= Excerpted records =

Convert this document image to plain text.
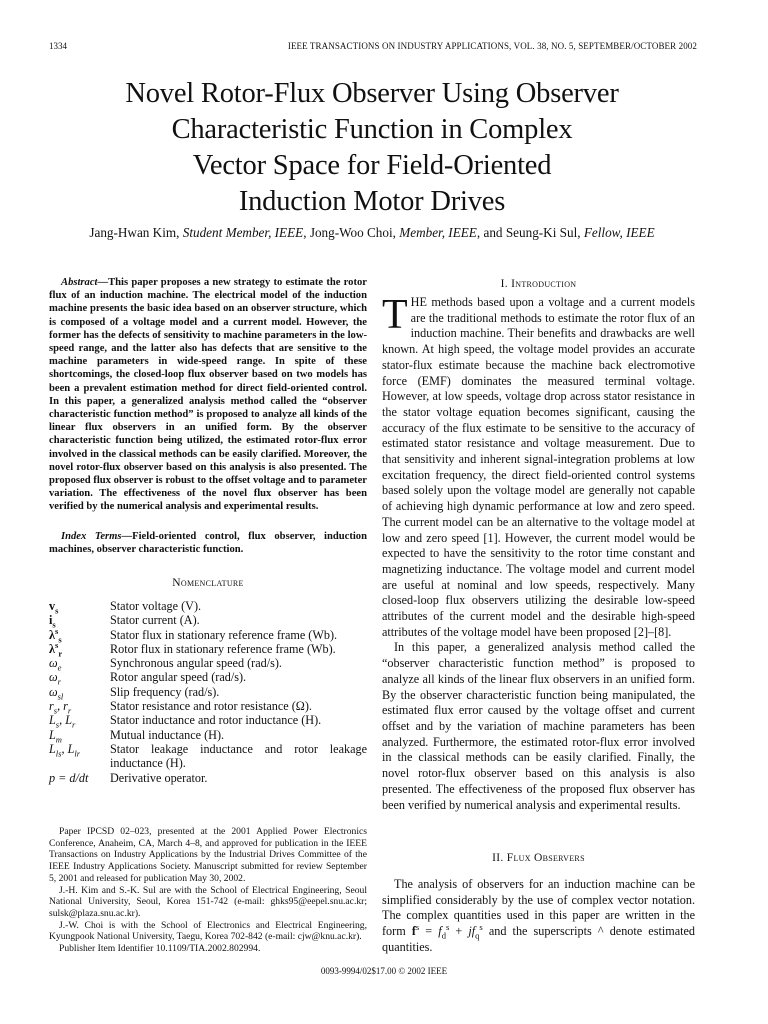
1334	IEEE TRANSACTIONS ON INDUSTRY APPLICATIONS, VOL. 38, NO. 5, SEPTEMBER/OCTOBER 2002
Novel Rotor-Flux Observer Using Observer
Characteristic Function in Complex
Vector Space for Field-Oriented
Induction Motor Drives
Jang-Hwan Kim, Student Member, IEEE, Jong-Woo Choi, Member, IEEE, and Seung-Ki Sul, Fellow, IEEE
Abstract—This paper proposes a new strategy to estimate the rotor flux of an induction machine. The electrical model of the induction machine presents the basic idea based on an observer structure, which is composed of a voltage model and a current model. However, the former has the defects of sensitivity to machine parameters in the low-speed range, and the latter also has defects that are sensitive to the machine parameters in wide-speed range. In spite of these shortcomings, the closed-loop flux observer based on two models has been a prevalent estimation method for direct field-oriented control. In this paper, a generalized analysis method called the “observer characteristic function method” is proposed to analyze all kinds of the linear flux observers in an unified form. By the observer characteristic function being utilized, the estimated rotor-flux error involved in the classical methods can be easily clarified. Moreover, the novel rotor-flux observer based on this analysis is also presented. The proposed flux observer is robust to the offset voltage and to parameter variation. The effectiveness of the novel flux observer has been verified by the numerical analysis and experimental results.
Index Terms—Field-oriented control, flux observer, induction machines, observer characteristic function.
Nomenclature
$v_s$	Stator voltage (V).
$i_s$	Stator current (A).
$\lambda^s_s$	Stator flux in stationary reference frame (Wb).
$\lambda^s_r$	Rotor flux in stationary reference frame (Wb).
$\omega_e$	Synchronous angular speed (rad/s).
$\omega_r$	Rotor angular speed (rad/s).
$\omega_{sl}$	Slip frequency (rad/s).
$r_s$, $r_r$	Stator resistance and rotor resistance (Ω).
$L_s$, $L_r$	Stator inductance and rotor inductance (H).
$L_m$	Mutual inductance (H).
$L_{ls}$, $L_{lr}$	Stator leakage inductance and rotor leakage inductance (H).
p = d/dt	Derivative operator.

Paper IPCSD 02–023, presented at the 2001 Applied Power Electronics Conference, Anaheim, CA, March 4–8, and approved for publication in the IEEE Transactions on Industry Applications by the Industrial Drives Committee of the IEEE Industry Applications Society. Manuscript submitted for review September 5, 2001 and released for publication May 30, 2002.

J.-H. Kim and S.-K. Sul are with the School of Electrical Engineering, Seoul National University, Seoul, Korea 151-742 (e-mail: ghks95@eepel.snu.ac.kr; sulsk@plaza.snu.ac.kr).

J.-W. Choi is with the School of Electronics and Electrical Engineering, Kyungpook National University, Taegu, Korea 702-842 (e-mail: cjw@knu.ac.kr).

Publisher Item Identifier 10.1109/TIA.2002.802994.

I. Introduction

THE methods based upon a voltage and a current models are the traditional methods to estimate the rotor flux of an induction machine. Their benefits and drawbacks are well known. At high speed, the voltage model provides an accurate stator-flux estimate because the machine back electromotive force (EMF) dominates the measured terminal voltage. However, at low speeds, voltage drop across stator resistance in the stator voltage equation becomes significant, causing the accuracy of the flux estimate to be sensitive to the accuracy of estimated stator resistance and voltage measurement. Due to that sensitivity and inherent signal-integration problems at low excitation frequency, the direct field-oriented control systems based solely upon the voltage model are generally not capable of achieving high dynamic performance at low and zero speed. The current model can be an alternative to the voltage model at low and zero speed [1]. However, the current model would be expected to have the sensitivity to the rotor time constant and magnetizing inductance. The voltage model and current model are useful at nominal and low speeds, respectively. Many closed-loop flux observers utilizing the desirable low-speed attributes of the current model and the desirable high-speed attributes of the voltage model have been proposed [2]–[8].

In this paper, a generalized analysis method called the “observer characteristic function method” is proposed to analyze all kinds of the linear flux observers in an unified form. By the observer characteristic function being manipulated, the estimated flux error caused by the voltage offset and current offset and by the variation of machine parameters has been analyzed. Furthermore, the estimated rotor-flux error involved in the classical methods can be easily clarified. Finally, the novel rotor-flux observer based on this analysis is also presented. The effectiveness of the proposed flux observer has been verified by numerical analysis and experimental results.

II. Flux Observers

The analysis of observers for an induction machine can be simplified considerably by the use of complex vector notation. The complex quantities used in this paper are written in the form $f^s = f_d^s + jf_q^s$ and the superscripts ^ denote estimated quantities.

0093-9994/02$17.00 © 2002 IEEE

= Aim =
Output the entries above exactly. Drop the pictures.

= The response =
Convert this document image to plain text.
1334	IEEE TRANSACTIONS ON INDUSTRY APPLICATIONS, VOL. 38, NO. 5, SEPTEMBER/OCTOBER 2002
Novel Rotor-Flux Observer Using Observer
Characteristic Function in Complex
Vector Space for Field-Oriented
Induction Motor Drives
Jang-Hwan Kim, Student Member, IEEE, Jong-Woo Choi, Member, IEEE, and Seung-Ki Sul, Fellow, IEEE
Abstract—This paper proposes a new strategy to estimate the rotor flux of an induction machine. The electrical model of the induction machine presents the basic idea based on an observer structure, which is composed of a voltage model and a current model. However, the former has the defects of sensitivity to machine parameters in the low-speed range, and the latter also has defects that are sensitive to the machine parameters in wide-speed range. In spite of these shortcomings, the closed-loop flux observer based on two models has been a prevalent estimation method for direct field-oriented control. In this paper, a generalized analysis method called the “observer characteristic function method” is proposed to analyze all kinds of the linear flux observers in an unified form. By the observer characteristic function being utilized, the estimated rotor-flux error involved in the classical methods can be easily clarified. Moreover, the novel rotor-flux observer based on this analysis is also presented. The proposed flux observer is robust to the offset voltage and to parameter variation. The effectiveness of the novel flux observer has been verified by the numerical analysis and experimental results.
Index Terms—Field-oriented control, flux observer, induction machines, observer characteristic function.
Nomenclature
$v_s$	Stator voltage (V).
$i_s$	Stator current (A).
$\lambda^s_s$	Stator flux in stationary reference frame (Wb).
$\lambda^s_r$	Rotor flux in stationary reference frame (Wb).
$\omega_e$	Synchronous angular speed (rad/s).
$\omega_r$	Rotor angular speed (rad/s).
$\omega_{sl}$	Slip frequency (rad/s).
$r_s$, $r_r$	Stator resistance and rotor resistance (Ω).
$L_s$, $L_r$	Stator inductance and rotor inductance (H).
$L_m$	Mutual inductance (H).
$L_{ls}$, $L_{lr}$	Stator leakage inductance and rotor leakage inductance (H).
p = d/dt	Derivative operator.

Paper IPCSD 02–023, presented at the 2001 Applied Power Electronics Conference, Anaheim, CA, March 4–8, and approved for publication in the IEEE Transactions on Industry Applications by the Industrial Drives Committee of the IEEE Industry Applications Society. Manuscript submitted for review September 5, 2001 and released for publication May 30, 2002.

J.-H. Kim and S.-K. Sul are with the School of Electrical Engineering, Seoul National University, Seoul, Korea 151-742 (e-mail: ghks95@eepel.snu.ac.kr; sulsk@plaza.snu.ac.kr).

J.-W. Choi is with the School of Electronics and Electrical Engineering, Kyungpook National University, Taegu, Korea 702-842 (e-mail: cjw@knu.ac.kr).

Publisher Item Identifier 10.1109/TIA.2002.802994.

I. Introduction

THE methods based upon a voltage and a current models are the traditional methods to estimate the rotor flux of an induction machine. Their benefits and drawbacks are well known. At high speed, the voltage model provides an accurate stator-flux estimate because the machine back electromotive force (EMF) dominates the measured terminal voltage. However, at low speeds, voltage drop across stator resistance in the stator voltage equation becomes significant, causing the accuracy of the flux estimate to be sensitive to the accuracy of estimated stator resistance and voltage measurement. Due to that sensitivity and inherent signal-integration problems at low excitation frequency, the direct field-oriented control systems based solely upon the voltage model are generally not capable of achieving high dynamic performance at low and zero speed. The current model can be an alternative to the voltage model at low and zero speed [1]. However, the current model would be expected to have the sensitivity to the rotor time constant and magnetizing inductance. The voltage model and current model are useful at nominal and low speeds, respectively. Many closed-loop flux observers utilizing the desirable low-speed attributes of the current model and the desirable high-speed attributes of the voltage model have been proposed [2]–[8].

In this paper, a generalized analysis method called the “observer characteristic function method” is proposed to analyze all kinds of the linear flux observers in an unified form. By the observer characteristic function being manipulated, the estimated flux error caused by the voltage offset and current offset and by the variation of machine parameters has been analyzed. Furthermore, the estimated rotor-flux error involved in the classical methods can be easily clarified. Finally, the novel rotor-flux observer based on this analysis is also presented. The effectiveness of the proposed flux observer has been verified by numerical analysis and experimental results.

II. Flux Observers

The analysis of observers for an induction machine can be simplified considerably by the use of complex vector notation. The complex quantities used in this paper are written in the form $f^s = f_d^s + jf_q^s$ and the superscripts ^ denote estimated quantities.

0093-9994/02$17.00 © 2002 IEEE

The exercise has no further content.